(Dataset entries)
******
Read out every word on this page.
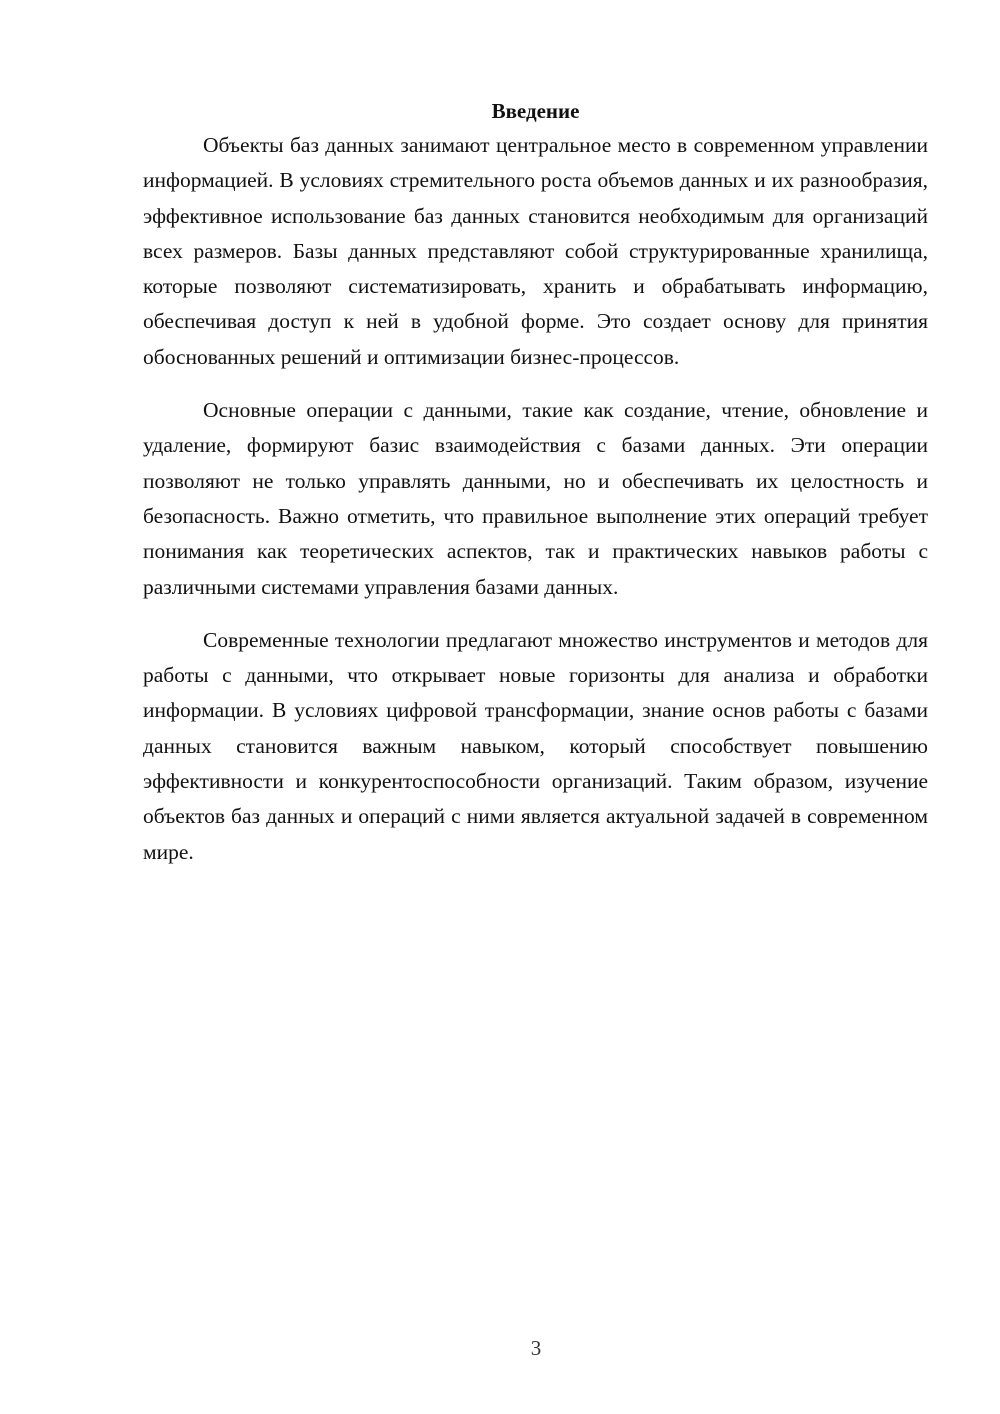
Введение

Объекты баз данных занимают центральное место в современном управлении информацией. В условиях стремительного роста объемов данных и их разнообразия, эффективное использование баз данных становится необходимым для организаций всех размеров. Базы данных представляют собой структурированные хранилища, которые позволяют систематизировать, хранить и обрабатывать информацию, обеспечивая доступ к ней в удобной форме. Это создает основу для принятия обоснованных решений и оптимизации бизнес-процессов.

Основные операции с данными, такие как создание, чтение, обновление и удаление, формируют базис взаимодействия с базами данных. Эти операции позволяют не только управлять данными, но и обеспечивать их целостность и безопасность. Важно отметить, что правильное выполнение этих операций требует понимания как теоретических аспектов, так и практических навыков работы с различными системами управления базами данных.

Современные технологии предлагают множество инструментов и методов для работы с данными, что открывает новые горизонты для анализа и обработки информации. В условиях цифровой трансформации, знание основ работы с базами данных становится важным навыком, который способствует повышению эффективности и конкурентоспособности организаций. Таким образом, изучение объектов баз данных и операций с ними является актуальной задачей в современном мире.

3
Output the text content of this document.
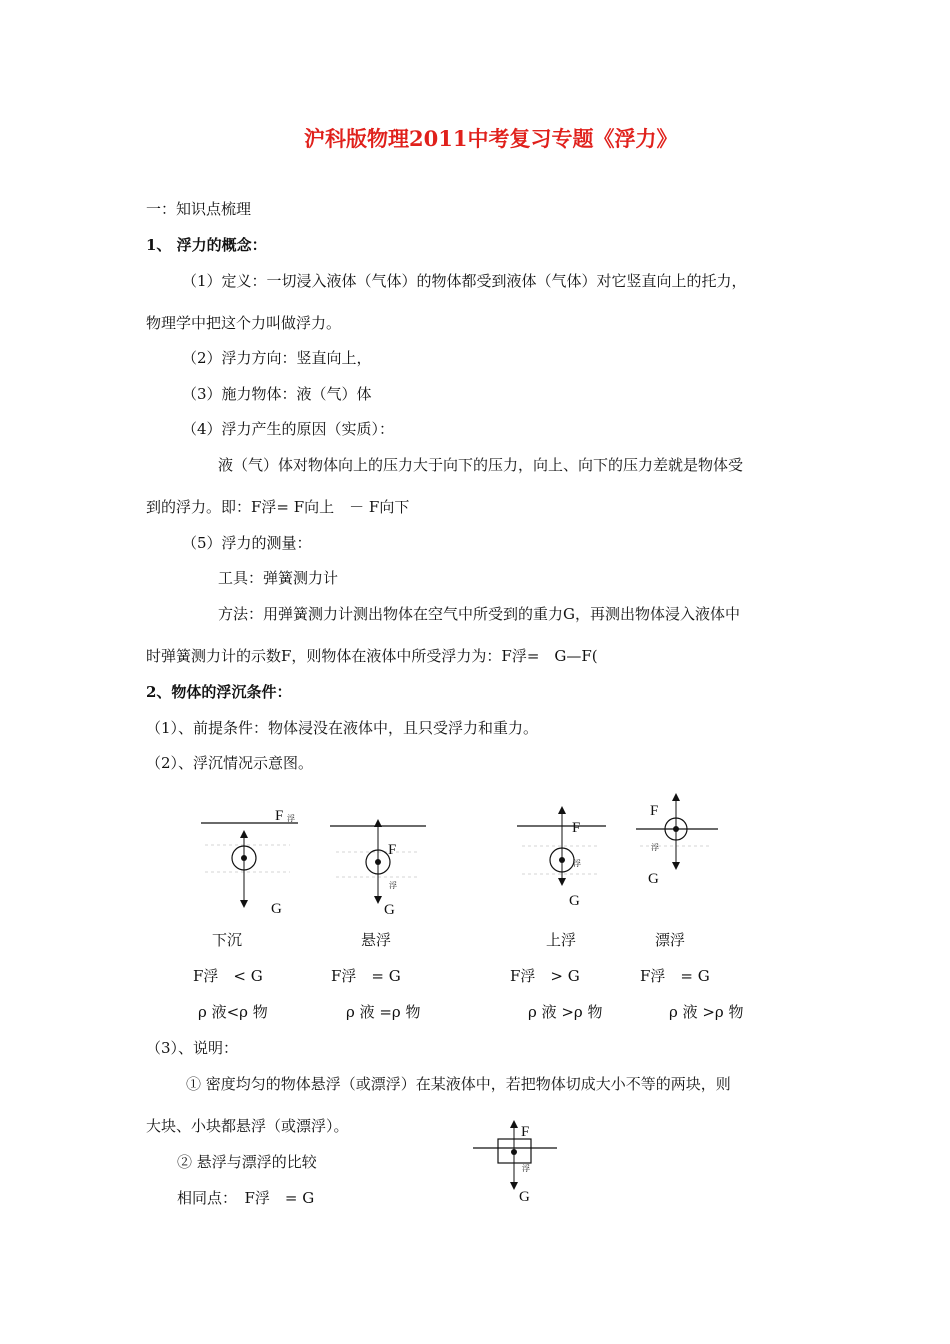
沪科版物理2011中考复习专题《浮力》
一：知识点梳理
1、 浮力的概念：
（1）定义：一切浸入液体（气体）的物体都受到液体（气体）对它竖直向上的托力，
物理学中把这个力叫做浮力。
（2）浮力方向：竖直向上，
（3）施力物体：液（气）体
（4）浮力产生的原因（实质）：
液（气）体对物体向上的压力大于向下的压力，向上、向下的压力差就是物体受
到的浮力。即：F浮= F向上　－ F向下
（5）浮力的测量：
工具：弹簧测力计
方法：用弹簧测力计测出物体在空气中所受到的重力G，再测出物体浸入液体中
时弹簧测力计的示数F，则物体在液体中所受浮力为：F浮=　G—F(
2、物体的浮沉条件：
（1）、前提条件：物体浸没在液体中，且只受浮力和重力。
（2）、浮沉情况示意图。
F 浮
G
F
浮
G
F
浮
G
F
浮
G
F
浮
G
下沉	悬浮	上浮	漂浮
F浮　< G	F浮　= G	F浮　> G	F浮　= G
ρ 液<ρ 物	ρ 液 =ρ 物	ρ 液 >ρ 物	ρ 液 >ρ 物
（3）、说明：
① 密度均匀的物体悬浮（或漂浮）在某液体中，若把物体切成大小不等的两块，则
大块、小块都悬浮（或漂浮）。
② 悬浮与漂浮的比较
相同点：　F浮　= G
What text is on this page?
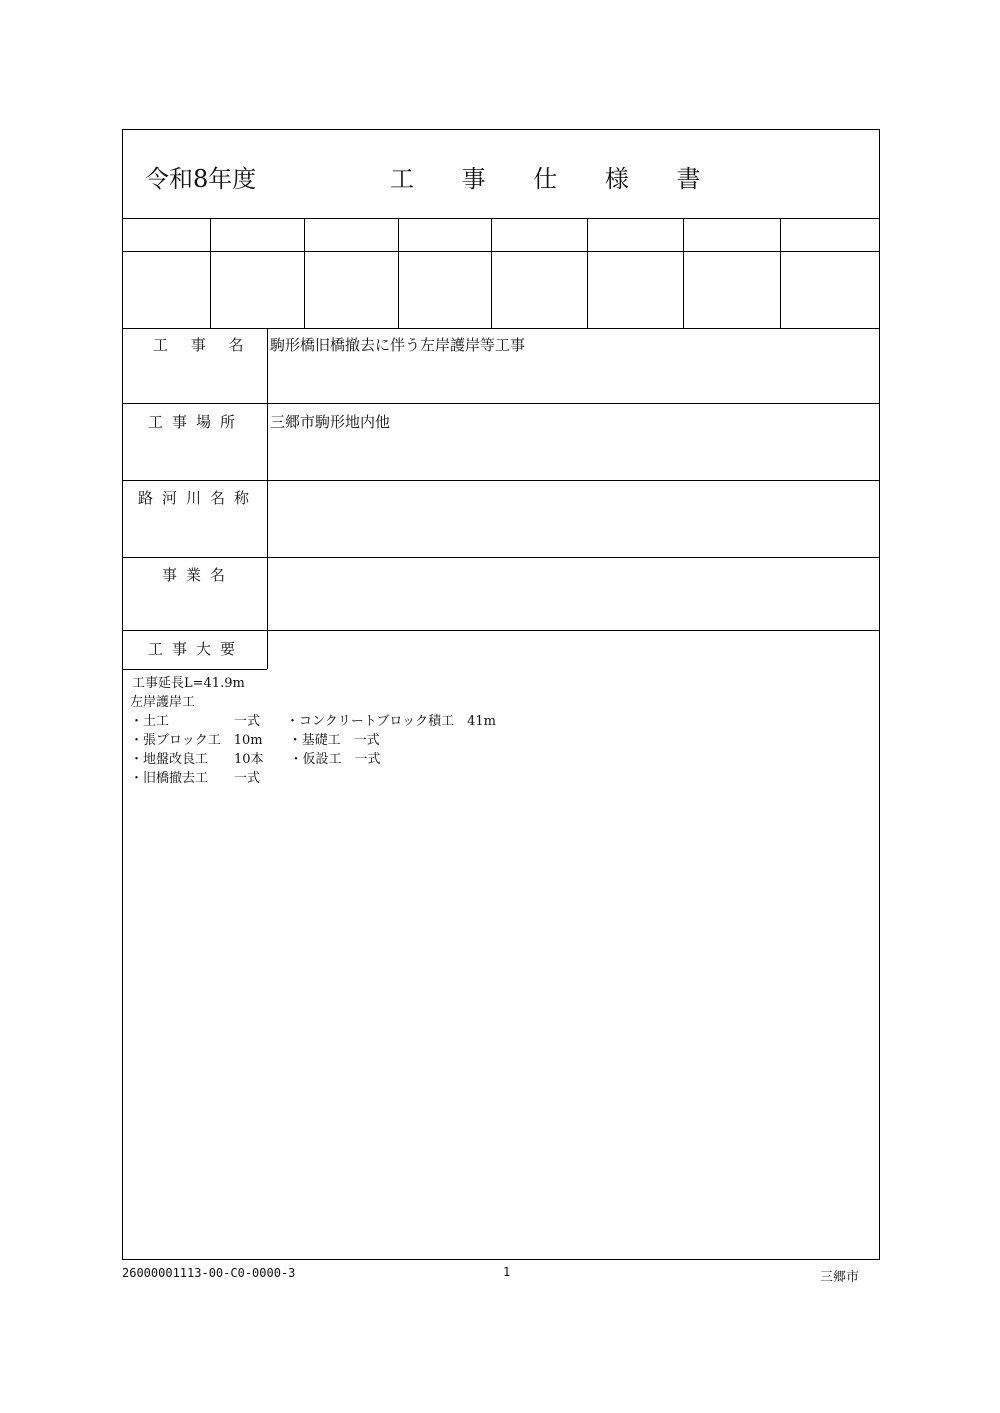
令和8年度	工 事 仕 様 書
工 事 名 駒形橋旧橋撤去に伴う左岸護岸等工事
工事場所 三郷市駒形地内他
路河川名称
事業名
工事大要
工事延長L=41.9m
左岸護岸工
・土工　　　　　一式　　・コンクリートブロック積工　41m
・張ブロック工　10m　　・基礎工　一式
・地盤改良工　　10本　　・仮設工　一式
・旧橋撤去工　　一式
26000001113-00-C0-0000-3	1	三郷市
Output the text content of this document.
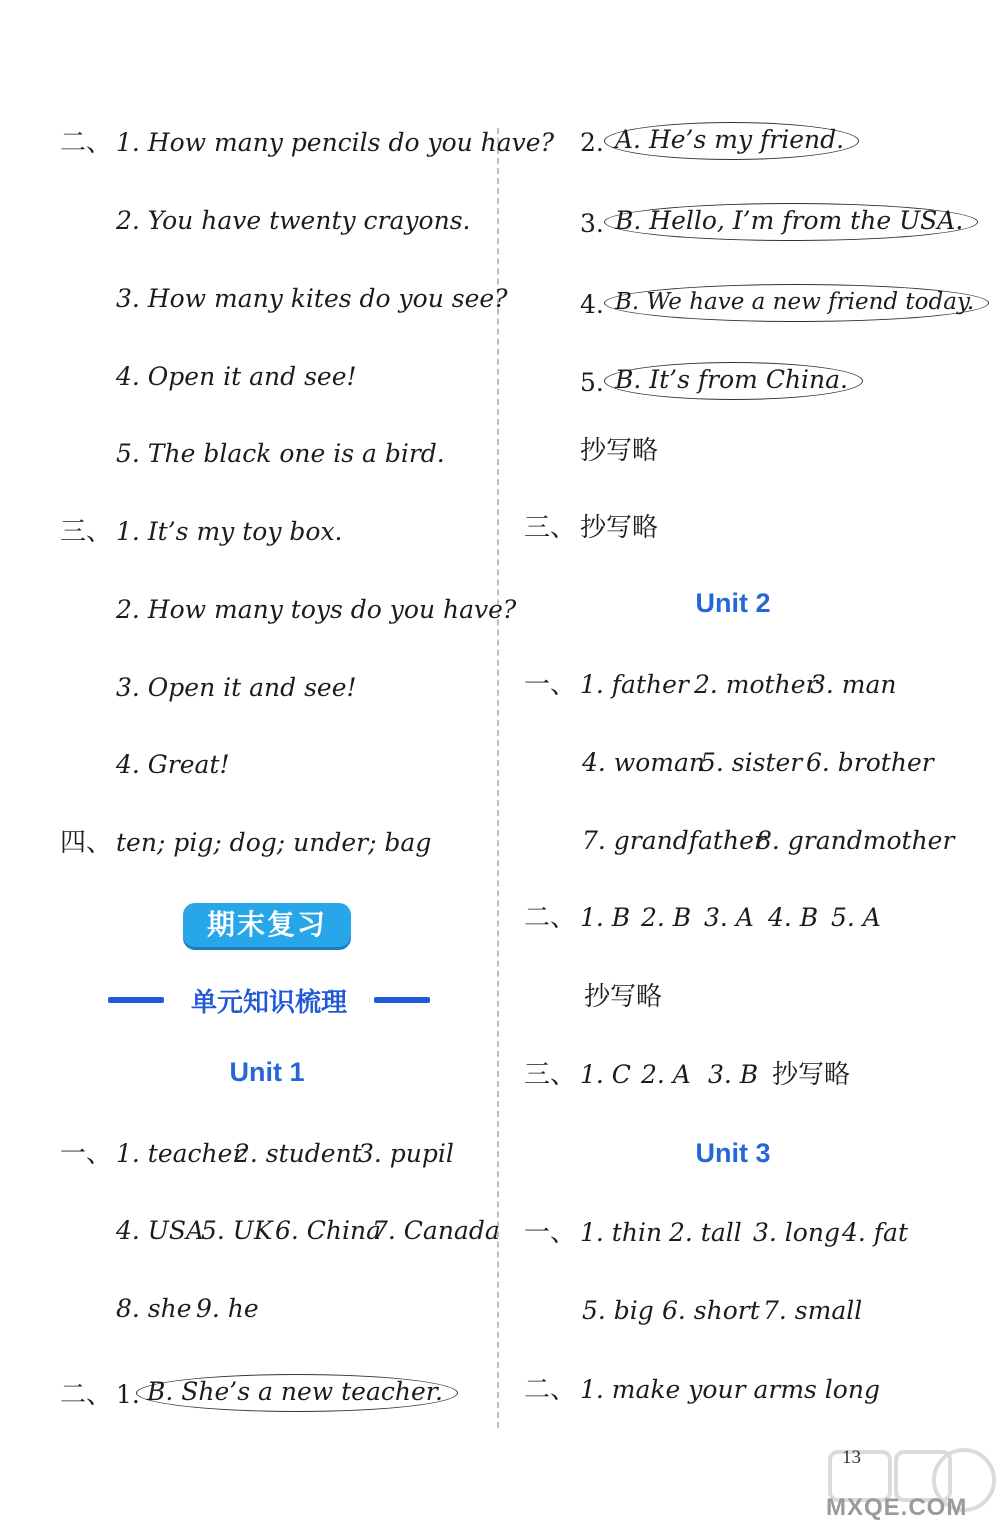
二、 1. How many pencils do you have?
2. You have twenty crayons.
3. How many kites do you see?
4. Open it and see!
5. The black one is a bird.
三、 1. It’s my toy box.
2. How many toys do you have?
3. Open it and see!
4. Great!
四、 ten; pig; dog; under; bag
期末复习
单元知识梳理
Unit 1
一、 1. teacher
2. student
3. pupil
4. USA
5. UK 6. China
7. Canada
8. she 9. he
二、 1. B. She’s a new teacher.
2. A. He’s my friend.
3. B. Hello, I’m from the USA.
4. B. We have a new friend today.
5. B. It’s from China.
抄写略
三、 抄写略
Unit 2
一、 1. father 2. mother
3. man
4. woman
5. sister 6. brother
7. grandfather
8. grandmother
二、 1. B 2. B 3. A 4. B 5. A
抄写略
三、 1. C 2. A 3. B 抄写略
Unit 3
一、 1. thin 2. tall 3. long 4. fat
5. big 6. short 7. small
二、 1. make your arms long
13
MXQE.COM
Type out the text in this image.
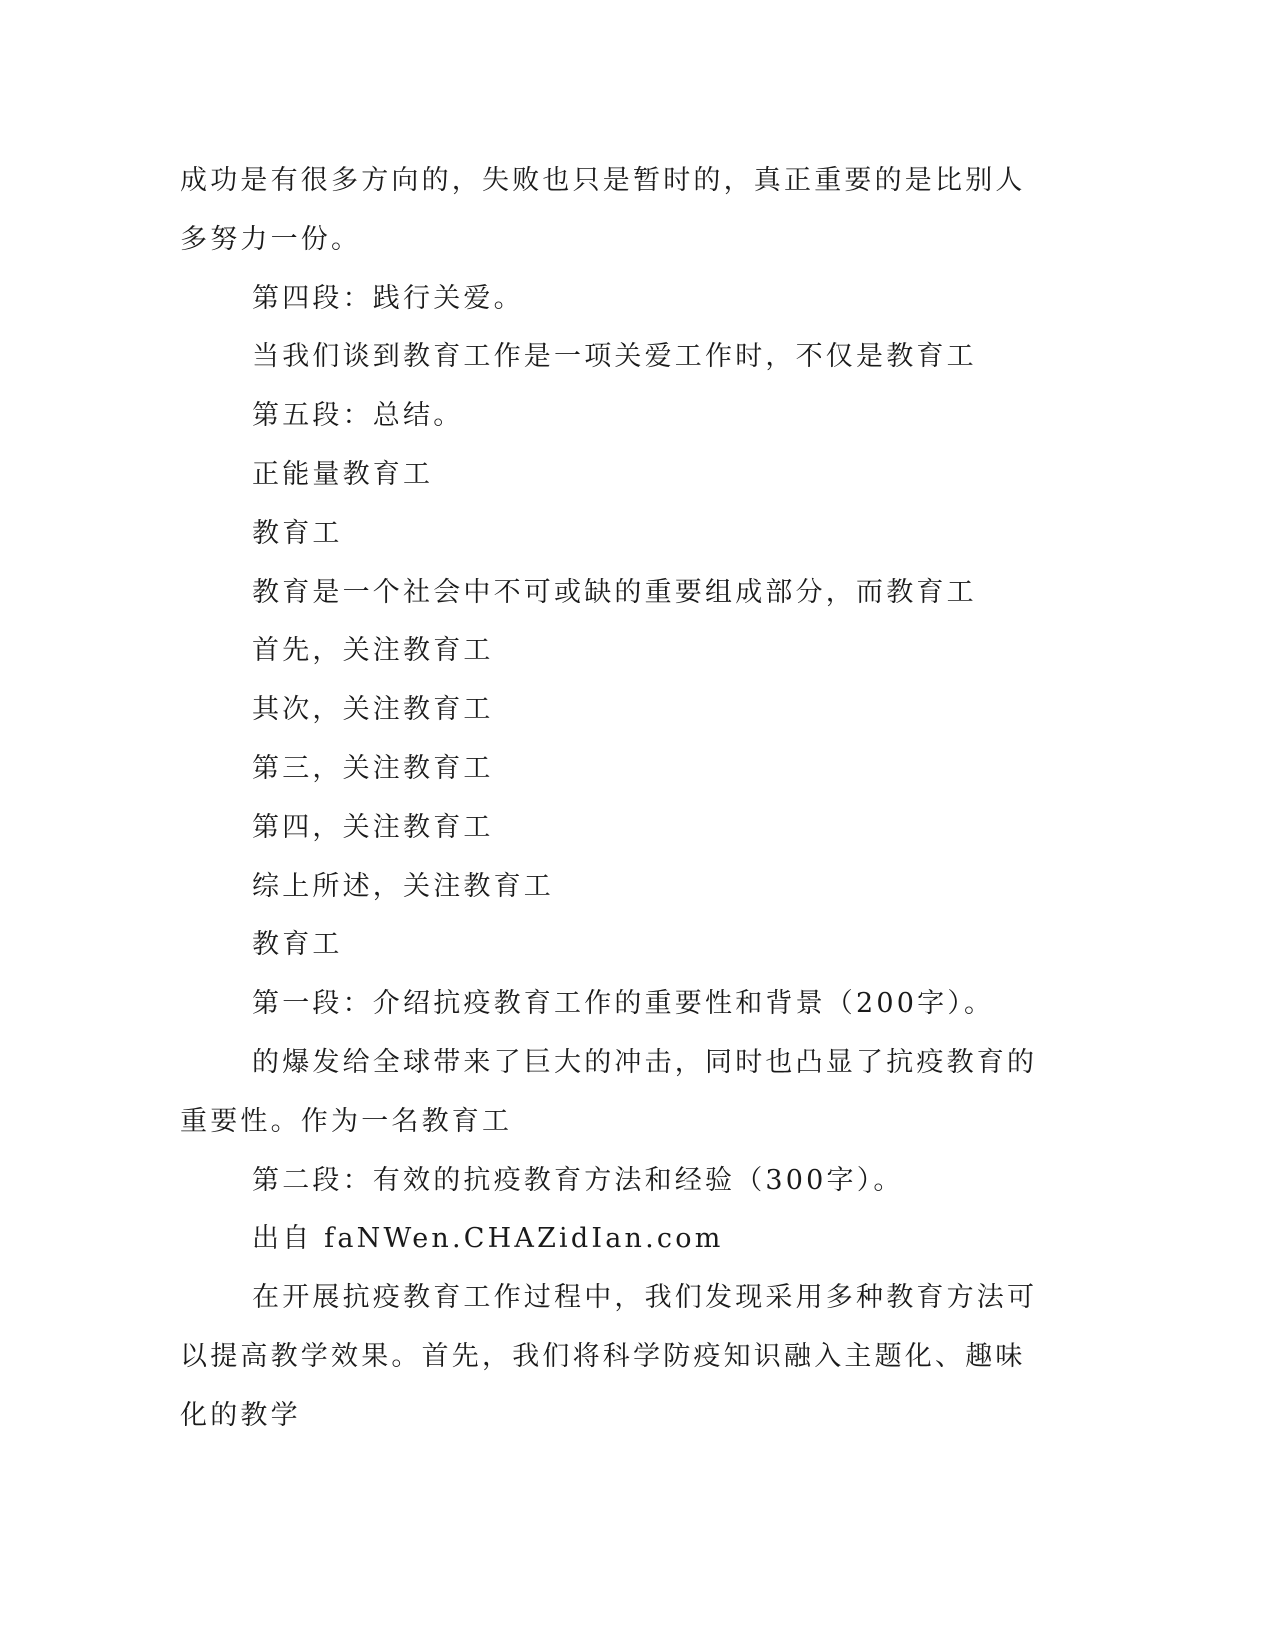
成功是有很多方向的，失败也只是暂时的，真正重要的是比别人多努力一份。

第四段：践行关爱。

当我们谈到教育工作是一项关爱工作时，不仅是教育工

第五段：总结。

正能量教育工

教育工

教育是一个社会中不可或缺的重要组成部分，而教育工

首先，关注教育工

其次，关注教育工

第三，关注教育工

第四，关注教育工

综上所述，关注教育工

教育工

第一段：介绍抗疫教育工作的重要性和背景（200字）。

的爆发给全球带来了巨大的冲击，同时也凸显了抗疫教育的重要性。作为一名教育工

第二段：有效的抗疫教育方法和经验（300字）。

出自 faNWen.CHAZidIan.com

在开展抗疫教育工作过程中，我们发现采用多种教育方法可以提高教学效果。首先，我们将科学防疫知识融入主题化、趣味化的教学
******
(DO THIS): Go through the records and show every line with the string "have" in it.

(RESPONSE TO THIS TASK):
二、 1. How many pencils do you have?
2. You have twenty crayons.
2. How many toys do you have?
4. B. We have a new friend today.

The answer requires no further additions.